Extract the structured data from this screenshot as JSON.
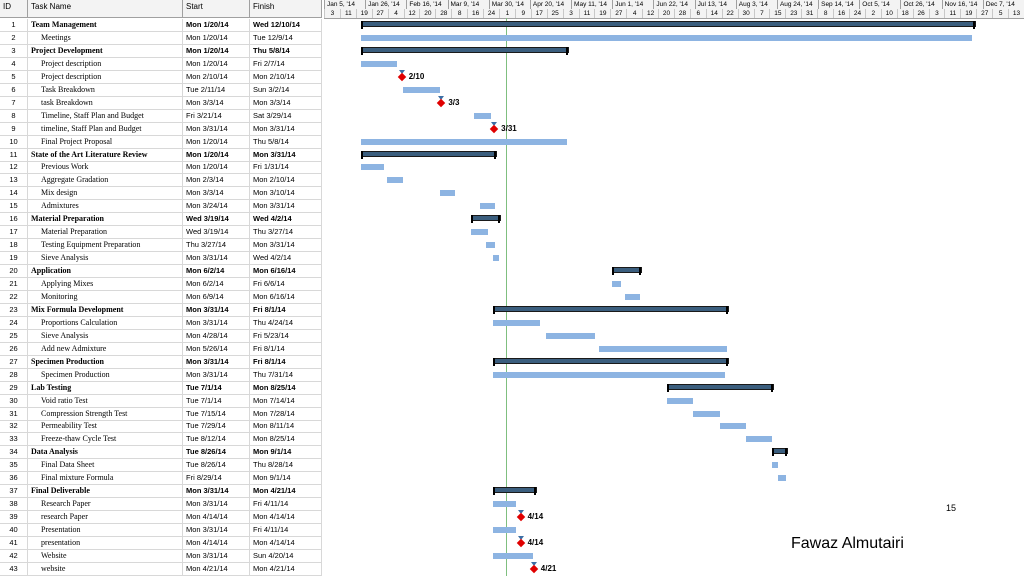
{
  "headers": {
    "id": "ID",
    "name": "Task Name",
    "start": "Start",
    "finish": "Finish"
  },
  "timeline_months": [
    "Jan 5, '14",
    "Jan 26, '14",
    "Feb 16, '14",
    "Mar 9, '14",
    "Mar 30, '14",
    "Apr 20, '14",
    "May 11, '14",
    "Jun 1, '14",
    "Jun 22, '14",
    "Jul 13, '14",
    "Aug 3, '14",
    "Aug 24, '14",
    "Sep 14, '14",
    "Oct 5, '14",
    "Oct 26, '14",
    "Nov 16, '14",
    "Dec 7, '14"
  ],
  "timeline_days": [
    "3",
    "11",
    "19",
    "27",
    "4",
    "12",
    "20",
    "28",
    "8",
    "16",
    "24",
    "1",
    "9",
    "17",
    "25",
    "3",
    "11",
    "19",
    "27",
    "4",
    "12",
    "20",
    "28",
    "6",
    "14",
    "22",
    "30",
    "7",
    "15",
    "23",
    "31",
    "8",
    "16",
    "24",
    "2",
    "10",
    "18",
    "26",
    "3",
    "11",
    "19",
    "27",
    "5",
    "13"
  ],
  "tasks": [
    {
      "id": "1",
      "name": "Team Management",
      "start": "Mon 1/20/14",
      "finish": "Wed 12/10/14",
      "summary": true
    },
    {
      "id": "2",
      "name": "Meetings",
      "start": "Mon 1/20/14",
      "finish": "Tue 12/9/14"
    },
    {
      "id": "3",
      "name": "Project Development",
      "start": "Mon 1/20/14",
      "finish": "Thu 5/8/14",
      "summary": true
    },
    {
      "id": "4",
      "name": "Project description",
      "start": "Mon 1/20/14",
      "finish": "Fri 2/7/14"
    },
    {
      "id": "5",
      "name": "Project description",
      "start": "Mon 2/10/14",
      "finish": "Mon 2/10/14"
    },
    {
      "id": "6",
      "name": "Task Breakdown",
      "start": "Tue 2/11/14",
      "finish": "Sun 3/2/14"
    },
    {
      "id": "7",
      "name": "task Breakdown",
      "start": "Mon 3/3/14",
      "finish": "Mon 3/3/14"
    },
    {
      "id": "8",
      "name": "Timeline, Staff Plan and Budget",
      "start": "Fri 3/21/14",
      "finish": "Sat 3/29/14"
    },
    {
      "id": "9",
      "name": "timeline, Staff Plan and Budget",
      "start": "Mon 3/31/14",
      "finish": "Mon 3/31/14"
    },
    {
      "id": "10",
      "name": "Final Project Proposal",
      "start": "Mon 1/20/14",
      "finish": "Thu 5/8/14"
    },
    {
      "id": "11",
      "name": "State of the Art Literature Review",
      "start": "Mon 1/20/14",
      "finish": "Mon 3/31/14",
      "summary": true
    },
    {
      "id": "12",
      "name": "Previous Work",
      "start": "Mon 1/20/14",
      "finish": "Fri 1/31/14"
    },
    {
      "id": "13",
      "name": "Aggregate Gradation",
      "start": "Mon 2/3/14",
      "finish": "Mon 2/10/14"
    },
    {
      "id": "14",
      "name": "Mix design",
      "start": "Mon 3/3/14",
      "finish": "Mon 3/10/14"
    },
    {
      "id": "15",
      "name": "Admixtures",
      "start": "Mon 3/24/14",
      "finish": "Mon 3/31/14"
    },
    {
      "id": "16",
      "name": "Material Preparation",
      "start": "Wed 3/19/14",
      "finish": "Wed 4/2/14",
      "summary": true
    },
    {
      "id": "17",
      "name": "Material Preparation",
      "start": "Wed 3/19/14",
      "finish": "Thu 3/27/14"
    },
    {
      "id": "18",
      "name": "Testing Equipment Preparation",
      "start": "Thu 3/27/14",
      "finish": "Mon 3/31/14"
    },
    {
      "id": "19",
      "name": "Sieve Analysis",
      "start": "Mon 3/31/14",
      "finish": "Wed 4/2/14"
    },
    {
      "id": "20",
      "name": "Application",
      "start": "Mon 6/2/14",
      "finish": "Mon 6/16/14",
      "summary": true
    },
    {
      "id": "21",
      "name": "Applying Mixes",
      "start": "Mon 6/2/14",
      "finish": "Fri 6/6/14"
    },
    {
      "id": "22",
      "name": "Monitoring",
      "start": "Mon 6/9/14",
      "finish": "Mon 6/16/14"
    },
    {
      "id": "23",
      "name": "Mix Formula Development",
      "start": "Mon 3/31/14",
      "finish": "Fri 8/1/14",
      "summary": true
    },
    {
      "id": "24",
      "name": "Proportions Calculation",
      "start": "Mon 3/31/14",
      "finish": "Thu 4/24/14"
    },
    {
      "id": "25",
      "name": "Sieve Analysis",
      "start": "Mon 4/28/14",
      "finish": "Fri 5/23/14"
    },
    {
      "id": "26",
      "name": "Add new Admixture",
      "start": "Mon 5/26/14",
      "finish": "Fri 8/1/14"
    },
    {
      "id": "27",
      "name": "Specimen Production",
      "start": "Mon 3/31/14",
      "finish": "Fri 8/1/14",
      "summary": true
    },
    {
      "id": "28",
      "name": "Specimen Production",
      "start": "Mon 3/31/14",
      "finish": "Thu 7/31/14"
    },
    {
      "id": "29",
      "name": "Lab Testing",
      "start": "Tue 7/1/14",
      "finish": "Mon 8/25/14",
      "summary": true
    },
    {
      "id": "30",
      "name": "Void ratio Test",
      "start": "Tue 7/1/14",
      "finish": "Mon 7/14/14"
    },
    {
      "id": "31",
      "name": "Compression Strength Test",
      "start": "Tue 7/15/14",
      "finish": "Mon 7/28/14"
    },
    {
      "id": "32",
      "name": "Permeability Test",
      "start": "Tue 7/29/14",
      "finish": "Mon 8/11/14"
    },
    {
      "id": "33",
      "name": "Freeze-thaw Cycle Test",
      "start": "Tue 8/12/14",
      "finish": "Mon 8/25/14"
    },
    {
      "id": "34",
      "name": "Data Analysis",
      "start": "Tue 8/26/14",
      "finish": "Mon 9/1/14",
      "summary": true
    },
    {
      "id": "35",
      "name": "Final Data Sheet",
      "start": "Tue 8/26/14",
      "finish": "Thu 8/28/14"
    },
    {
      "id": "36",
      "name": "Final mixture Formula",
      "start": "Fri 8/29/14",
      "finish": "Mon 9/1/14"
    },
    {
      "id": "37",
      "name": "Final Deliverable",
      "start": "Mon 3/31/14",
      "finish": "Mon 4/21/14",
      "summary": true
    },
    {
      "id": "38",
      "name": "Research Paper",
      "start": "Mon 3/31/14",
      "finish": "Fri 4/11/14"
    },
    {
      "id": "39",
      "name": "research Paper",
      "start": "Mon 4/14/14",
      "finish": "Mon 4/14/14"
    },
    {
      "id": "40",
      "name": "Presentation",
      "start": "Mon 3/31/14",
      "finish": "Fri 4/11/14"
    },
    {
      "id": "41",
      "name": "presentation",
      "start": "Mon 4/14/14",
      "finish": "Mon 4/14/14"
    },
    {
      "id": "42",
      "name": "Website",
      "start": "Mon 3/31/14",
      "finish": "Sun 4/20/14"
    },
    {
      "id": "43",
      "name": "website",
      "start": "Mon 4/21/14",
      "finish": "Mon 4/21/14"
    }
  ],
  "gantt": [
    {
      "row": 1,
      "type": "summary",
      "from": "2014-01-20",
      "to": "2014-12-10"
    },
    {
      "row": 2,
      "type": "task",
      "from": "2014-01-20",
      "to": "2014-12-09"
    },
    {
      "row": 3,
      "type": "summary",
      "from": "2014-01-20",
      "to": "2014-05-08"
    },
    {
      "row": 4,
      "type": "task",
      "from": "2014-01-20",
      "to": "2014-02-07"
    },
    {
      "row": 5,
      "type": "milestone",
      "from": "2014-02-10",
      "label": "2/10"
    },
    {
      "row": 6,
      "type": "task",
      "from": "2014-02-11",
      "to": "2014-03-02"
    },
    {
      "row": 7,
      "type": "milestone",
      "from": "2014-03-03",
      "label": "3/3"
    },
    {
      "row": 8,
      "type": "task",
      "from": "2014-03-21",
      "to": "2014-03-29"
    },
    {
      "row": 9,
      "type": "milestone",
      "from": "2014-03-31",
      "label": "3/31"
    },
    {
      "row": 10,
      "type": "task",
      "from": "2014-01-20",
      "to": "2014-05-08"
    },
    {
      "row": 11,
      "type": "summary",
      "from": "2014-01-20",
      "to": "2014-03-31"
    },
    {
      "row": 12,
      "type": "task",
      "from": "2014-01-20",
      "to": "2014-01-31"
    },
    {
      "row": 13,
      "type": "task",
      "from": "2014-02-03",
      "to": "2014-02-10"
    },
    {
      "row": 14,
      "type": "task",
      "from": "2014-03-03",
      "to": "2014-03-10"
    },
    {
      "row": 15,
      "type": "task",
      "from": "2014-03-24",
      "to": "2014-03-31"
    },
    {
      "row": 16,
      "type": "summary",
      "from": "2014-03-19",
      "to": "2014-04-02"
    },
    {
      "row": 17,
      "type": "task",
      "from": "2014-03-19",
      "to": "2014-03-27"
    },
    {
      "row": 18,
      "type": "task",
      "from": "2014-03-27",
      "to": "2014-03-31"
    },
    {
      "row": 19,
      "type": "task",
      "from": "2014-03-31",
      "to": "2014-04-02"
    },
    {
      "row": 20,
      "type": "summary",
      "from": "2014-06-02",
      "to": "2014-06-16"
    },
    {
      "row": 21,
      "type": "task",
      "from": "2014-06-02",
      "to": "2014-06-06"
    },
    {
      "row": 22,
      "type": "task",
      "from": "2014-06-09",
      "to": "2014-06-16"
    },
    {
      "row": 23,
      "type": "summary",
      "from": "2014-03-31",
      "to": "2014-08-01"
    },
    {
      "row": 24,
      "type": "task",
      "from": "2014-03-31",
      "to": "2014-04-24"
    },
    {
      "row": 25,
      "type": "task",
      "from": "2014-04-28",
      "to": "2014-05-23"
    },
    {
      "row": 26,
      "type": "task",
      "from": "2014-05-26",
      "to": "2014-08-01"
    },
    {
      "row": 27,
      "type": "summary",
      "from": "2014-03-31",
      "to": "2014-08-01"
    },
    {
      "row": 28,
      "type": "task",
      "from": "2014-03-31",
      "to": "2014-07-31"
    },
    {
      "row": 29,
      "type": "summary",
      "from": "2014-07-01",
      "to": "2014-08-25"
    },
    {
      "row": 30,
      "type": "task",
      "from": "2014-07-01",
      "to": "2014-07-14"
    },
    {
      "row": 31,
      "type": "task",
      "from": "2014-07-15",
      "to": "2014-07-28"
    },
    {
      "row": 32,
      "type": "task",
      "from": "2014-07-29",
      "to": "2014-08-11"
    },
    {
      "row": 33,
      "type": "task",
      "from": "2014-08-12",
      "to": "2014-08-25"
    },
    {
      "row": 34,
      "type": "summary",
      "from": "2014-08-26",
      "to": "2014-09-01"
    },
    {
      "row": 35,
      "type": "task",
      "from": "2014-08-26",
      "to": "2014-08-28"
    },
    {
      "row": 36,
      "type": "task",
      "from": "2014-08-29",
      "to": "2014-09-01"
    },
    {
      "row": 37,
      "type": "summary",
      "from": "2014-03-31",
      "to": "2014-04-21"
    },
    {
      "row": 38,
      "type": "task",
      "from": "2014-03-31",
      "to": "2014-04-11"
    },
    {
      "row": 39,
      "type": "milestone",
      "from": "2014-04-14",
      "label": "4/14"
    },
    {
      "row": 40,
      "type": "task",
      "from": "2014-03-31",
      "to": "2014-04-11"
    },
    {
      "row": 41,
      "type": "milestone",
      "from": "2014-04-14",
      "label": "4/14"
    },
    {
      "row": 42,
      "type": "task",
      "from": "2014-03-31",
      "to": "2014-04-20"
    },
    {
      "row": 43,
      "type": "milestone",
      "from": "2014-04-21",
      "label": "4/21"
    }
  ],
  "today": "2014-04-07",
  "colors": {
    "task_bar": "#8db4e2",
    "summary_bar": "#3b5e7e",
    "milestone": "#e00000",
    "today_line": "#7fbf7f"
  },
  "footer": {
    "page": "15",
    "author": "Fawaz Almutairi"
  }
}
——————————
WHAT THE TASK REQUIRES:
The lines to collect are those holding the string "label"; copy them all.

FINAL RESULT:
      "label": "2/10"
      "label": "3/3"
      "label": "3/31"
      "label": "4/14"
      "label": "4/14"
      "label": "4/21"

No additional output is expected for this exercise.